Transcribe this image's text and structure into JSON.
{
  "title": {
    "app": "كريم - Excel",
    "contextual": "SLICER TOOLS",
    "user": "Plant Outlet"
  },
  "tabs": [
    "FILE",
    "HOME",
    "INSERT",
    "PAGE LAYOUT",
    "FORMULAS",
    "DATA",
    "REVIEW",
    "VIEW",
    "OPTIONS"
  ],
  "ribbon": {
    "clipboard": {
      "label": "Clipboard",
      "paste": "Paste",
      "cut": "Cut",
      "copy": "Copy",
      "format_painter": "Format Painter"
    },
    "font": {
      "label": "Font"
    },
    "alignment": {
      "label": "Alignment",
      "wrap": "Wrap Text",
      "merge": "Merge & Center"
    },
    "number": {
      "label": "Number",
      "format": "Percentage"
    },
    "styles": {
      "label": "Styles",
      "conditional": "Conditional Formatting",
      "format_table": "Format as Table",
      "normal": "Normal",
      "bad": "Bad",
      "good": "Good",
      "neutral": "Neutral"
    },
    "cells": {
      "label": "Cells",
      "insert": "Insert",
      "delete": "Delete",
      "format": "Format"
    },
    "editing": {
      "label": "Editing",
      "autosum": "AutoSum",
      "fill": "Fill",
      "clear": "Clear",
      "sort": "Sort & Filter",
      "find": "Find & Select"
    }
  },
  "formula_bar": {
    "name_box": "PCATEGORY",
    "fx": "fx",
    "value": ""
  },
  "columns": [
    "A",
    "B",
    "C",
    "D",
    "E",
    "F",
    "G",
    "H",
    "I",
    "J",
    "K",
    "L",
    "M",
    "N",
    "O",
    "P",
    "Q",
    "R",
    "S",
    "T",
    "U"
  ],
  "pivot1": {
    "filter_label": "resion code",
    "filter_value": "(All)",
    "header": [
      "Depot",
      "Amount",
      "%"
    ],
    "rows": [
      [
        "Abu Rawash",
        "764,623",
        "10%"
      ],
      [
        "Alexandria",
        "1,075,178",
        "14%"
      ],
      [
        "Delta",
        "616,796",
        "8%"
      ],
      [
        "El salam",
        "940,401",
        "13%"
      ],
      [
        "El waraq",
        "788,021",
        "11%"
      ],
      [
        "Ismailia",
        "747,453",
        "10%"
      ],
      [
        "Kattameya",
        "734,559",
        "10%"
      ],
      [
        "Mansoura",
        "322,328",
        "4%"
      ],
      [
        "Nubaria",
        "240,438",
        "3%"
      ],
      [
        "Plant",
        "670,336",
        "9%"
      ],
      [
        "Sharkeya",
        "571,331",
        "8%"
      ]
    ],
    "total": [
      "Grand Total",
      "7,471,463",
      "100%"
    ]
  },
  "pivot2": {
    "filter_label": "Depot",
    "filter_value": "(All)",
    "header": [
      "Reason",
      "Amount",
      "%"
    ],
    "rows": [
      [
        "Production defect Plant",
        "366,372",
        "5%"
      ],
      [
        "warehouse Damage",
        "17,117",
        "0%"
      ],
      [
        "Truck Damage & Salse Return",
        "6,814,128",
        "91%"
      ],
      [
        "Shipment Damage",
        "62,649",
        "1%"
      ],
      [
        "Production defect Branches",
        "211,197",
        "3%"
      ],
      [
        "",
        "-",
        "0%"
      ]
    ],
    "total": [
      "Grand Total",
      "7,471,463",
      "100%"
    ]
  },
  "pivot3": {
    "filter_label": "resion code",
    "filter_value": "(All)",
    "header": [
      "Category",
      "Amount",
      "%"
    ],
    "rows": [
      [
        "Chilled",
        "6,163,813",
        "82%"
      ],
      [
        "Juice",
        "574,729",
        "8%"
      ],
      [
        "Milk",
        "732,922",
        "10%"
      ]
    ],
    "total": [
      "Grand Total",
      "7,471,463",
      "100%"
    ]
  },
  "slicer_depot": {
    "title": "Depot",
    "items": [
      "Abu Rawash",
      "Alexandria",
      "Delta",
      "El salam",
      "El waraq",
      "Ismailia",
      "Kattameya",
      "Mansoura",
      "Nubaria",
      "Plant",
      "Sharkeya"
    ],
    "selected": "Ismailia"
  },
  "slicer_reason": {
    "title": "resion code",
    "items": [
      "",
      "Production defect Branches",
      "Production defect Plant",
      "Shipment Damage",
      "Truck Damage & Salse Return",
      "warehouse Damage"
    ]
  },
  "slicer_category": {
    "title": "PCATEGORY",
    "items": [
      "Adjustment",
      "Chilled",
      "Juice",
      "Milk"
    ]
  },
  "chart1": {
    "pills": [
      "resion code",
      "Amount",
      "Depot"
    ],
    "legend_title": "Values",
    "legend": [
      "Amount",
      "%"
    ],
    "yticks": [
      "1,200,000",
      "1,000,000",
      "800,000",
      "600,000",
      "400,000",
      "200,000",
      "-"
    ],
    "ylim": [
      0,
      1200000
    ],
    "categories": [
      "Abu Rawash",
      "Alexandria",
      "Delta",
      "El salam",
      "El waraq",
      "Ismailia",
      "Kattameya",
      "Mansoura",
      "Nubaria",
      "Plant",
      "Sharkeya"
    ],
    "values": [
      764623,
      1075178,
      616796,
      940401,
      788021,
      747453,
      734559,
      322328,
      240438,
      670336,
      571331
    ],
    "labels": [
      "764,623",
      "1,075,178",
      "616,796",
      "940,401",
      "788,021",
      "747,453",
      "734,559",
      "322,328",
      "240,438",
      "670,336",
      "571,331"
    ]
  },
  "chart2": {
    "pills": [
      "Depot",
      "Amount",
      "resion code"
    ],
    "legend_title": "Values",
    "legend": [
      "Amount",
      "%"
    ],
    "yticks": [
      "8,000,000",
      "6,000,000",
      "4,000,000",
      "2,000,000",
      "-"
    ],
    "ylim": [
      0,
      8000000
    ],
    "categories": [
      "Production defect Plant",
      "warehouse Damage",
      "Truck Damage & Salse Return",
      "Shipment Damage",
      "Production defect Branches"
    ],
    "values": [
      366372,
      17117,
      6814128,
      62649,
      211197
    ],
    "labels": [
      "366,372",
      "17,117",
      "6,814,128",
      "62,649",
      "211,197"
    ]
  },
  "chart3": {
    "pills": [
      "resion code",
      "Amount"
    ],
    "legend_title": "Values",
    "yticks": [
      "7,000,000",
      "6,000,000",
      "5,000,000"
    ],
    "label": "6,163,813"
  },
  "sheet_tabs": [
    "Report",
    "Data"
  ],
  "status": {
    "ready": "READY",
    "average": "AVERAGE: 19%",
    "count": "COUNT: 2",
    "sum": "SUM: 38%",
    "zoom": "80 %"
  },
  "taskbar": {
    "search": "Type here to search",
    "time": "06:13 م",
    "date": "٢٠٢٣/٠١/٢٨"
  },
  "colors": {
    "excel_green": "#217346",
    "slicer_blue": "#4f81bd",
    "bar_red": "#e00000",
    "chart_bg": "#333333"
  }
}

*EXERCISE TASK*
Write the entire listing out again, word for word.

*RESPONSE TO THE TASK*
Transcribe this image's text and structure into JSON.
{
  "title": {
    "app": "كريم - Excel",
    "contextual": "SLICER TOOLS",
    "user": "Plant Outlet"
  },
  "tabs": [
    "FILE",
    "HOME",
    "INSERT",
    "PAGE LAYOUT",
    "FORMULAS",
    "DATA",
    "REVIEW",
    "VIEW",
    "OPTIONS"
  ],
  "ribbon": {
    "clipboard": {
      "label": "Clipboard",
      "paste": "Paste",
      "cut": "Cut",
      "copy": "Copy",
      "format_painter": "Format Painter"
    },
    "font": {
      "label": "Font"
    },
    "alignment": {
      "label": "Alignment",
      "wrap": "Wrap Text",
      "merge": "Merge & Center"
    },
    "number": {
      "label": "Number",
      "format": "Percentage"
    },
    "styles": {
      "label": "Styles",
      "conditional": "Conditional Formatting",
      "format_table": "Format as Table",
      "normal": "Normal",
      "bad": "Bad",
      "good": "Good",
      "neutral": "Neutral"
    },
    "cells": {
      "label": "Cells",
      "insert": "Insert",
      "delete": "Delete",
      "format": "Format"
    },
    "editing": {
      "label": "Editing",
      "autosum": "AutoSum",
      "fill": "Fill",
      "clear": "Clear",
      "sort": "Sort & Filter",
      "find": "Find & Select"
    }
  },
  "formula_bar": {
    "name_box": "PCATEGORY",
    "fx": "fx",
    "value": ""
  },
  "columns": [
    "A",
    "B",
    "C",
    "D",
    "E",
    "F",
    "G",
    "H",
    "I",
    "J",
    "K",
    "L",
    "M",
    "N",
    "O",
    "P",
    "Q",
    "R",
    "S",
    "T",
    "U"
  ],
  "pivot1": {
    "filter_label": "resion code",
    "filter_value": "(All)",
    "header": [
      "Depot",
      "Amount",
      "%"
    ],
    "rows": [
      [
        "Abu Rawash",
        "764,623",
        "10%"
      ],
      [
        "Alexandria",
        "1,075,178",
        "14%"
      ],
      [
        "Delta",
        "616,796",
        "8%"
      ],
      [
        "El salam",
        "940,401",
        "13%"
      ],
      [
        "El waraq",
        "788,021",
        "11%"
      ],
      [
        "Ismailia",
        "747,453",
        "10%"
      ],
      [
        "Kattameya",
        "734,559",
        "10%"
      ],
      [
        "Mansoura",
        "322,328",
        "4%"
      ],
      [
        "Nubaria",
        "240,438",
        "3%"
      ],
      [
        "Plant",
        "670,336",
        "9%"
      ],
      [
        "Sharkeya",
        "571,331",
        "8%"
      ]
    ],
    "total": [
      "Grand Total",
      "7,471,463",
      "100%"
    ]
  },
  "pivot2": {
    "filter_label": "Depot",
    "filter_value": "(All)",
    "header": [
      "Reason",
      "Amount",
      "%"
    ],
    "rows": [
      [
        "Production defect Plant",
        "366,372",
        "5%"
      ],
      [
        "warehouse Damage",
        "17,117",
        "0%"
      ],
      [
        "Truck Damage & Salse Return",
        "6,814,128",
        "91%"
      ],
      [
        "Shipment Damage",
        "62,649",
        "1%"
      ],
      [
        "Production defect Branches",
        "211,197",
        "3%"
      ],
      [
        "",
        "-",
        "0%"
      ]
    ],
    "total": [
      "Grand Total",
      "7,471,463",
      "100%"
    ]
  },
  "pivot3": {
    "filter_label": "resion code",
    "filter_value": "(All)",
    "header": [
      "Category",
      "Amount",
      "%"
    ],
    "rows": [
      [
        "Chilled",
        "6,163,813",
        "82%"
      ],
      [
        "Juice",
        "574,729",
        "8%"
      ],
      [
        "Milk",
        "732,922",
        "10%"
      ]
    ],
    "total": [
      "Grand Total",
      "7,471,463",
      "100%"
    ]
  },
  "slicer_depot": {
    "title": "Depot",
    "items": [
      "Abu Rawash",
      "Alexandria",
      "Delta",
      "El salam",
      "El waraq",
      "Ismailia",
      "Kattameya",
      "Mansoura",
      "Nubaria",
      "Plant",
      "Sharkeya"
    ],
    "selected": "Ismailia"
  },
  "slicer_reason": {
    "title": "resion code",
    "items": [
      "",
      "Production defect Branches",
      "Production defect Plant",
      "Shipment Damage",
      "Truck Damage & Salse Return",
      "warehouse Damage"
    ]
  },
  "slicer_category": {
    "title": "PCATEGORY",
    "items": [
      "Adjustment",
      "Chilled",
      "Juice",
      "Milk"
    ]
  },
  "chart1": {
    "pills": [
      "resion code",
      "Amount",
      "Depot"
    ],
    "legend_title": "Values",
    "legend": [
      "Amount",
      "%"
    ],
    "yticks": [
      "1,200,000",
      "1,000,000",
      "800,000",
      "600,000",
      "400,000",
      "200,000",
      "-"
    ],
    "ylim": [
      0,
      1200000
    ],
    "categories": [
      "Abu Rawash",
      "Alexandria",
      "Delta",
      "El salam",
      "El waraq",
      "Ismailia",
      "Kattameya",
      "Mansoura",
      "Nubaria",
      "Plant",
      "Sharkeya"
    ],
    "values": [
      764623,
      1075178,
      616796,
      940401,
      788021,
      747453,
      734559,
      322328,
      240438,
      670336,
      571331
    ],
    "labels": [
      "764,623",
      "1,075,178",
      "616,796",
      "940,401",
      "788,021",
      "747,453",
      "734,559",
      "322,328",
      "240,438",
      "670,336",
      "571,331"
    ]
  },
  "chart2": {
    "pills": [
      "Depot",
      "Amount",
      "resion code"
    ],
    "legend_title": "Values",
    "legend": [
      "Amount",
      "%"
    ],
    "yticks": [
      "8,000,000",
      "6,000,000",
      "4,000,000",
      "2,000,000",
      "-"
    ],
    "ylim": [
      0,
      8000000
    ],
    "categories": [
      "Production defect Plant",
      "warehouse Damage",
      "Truck Damage & Salse Return",
      "Shipment Damage",
      "Production defect Branches"
    ],
    "values": [
      366372,
      17117,
      6814128,
      62649,
      211197
    ],
    "labels": [
      "366,372",
      "17,117",
      "6,814,128",
      "62,649",
      "211,197"
    ]
  },
  "chart3": {
    "pills": [
      "resion code",
      "Amount"
    ],
    "legend_title": "Values",
    "yticks": [
      "7,000,000",
      "6,000,000",
      "5,000,000"
    ],
    "label": "6,163,813"
  },
  "sheet_tabs": [
    "Report",
    "Data"
  ],
  "status": {
    "ready": "READY",
    "average": "AVERAGE: 19%",
    "count": "COUNT: 2",
    "sum": "SUM: 38%",
    "zoom": "80 %"
  },
  "taskbar": {
    "search": "Type here to search",
    "time": "06:13 م",
    "date": "٢٠٢٣/٠١/٢٨"
  },
  "colors": {
    "excel_green": "#217346",
    "slicer_blue": "#4f81bd",
    "bar_red": "#e00000",
    "chart_bg": "#333333"
  }
}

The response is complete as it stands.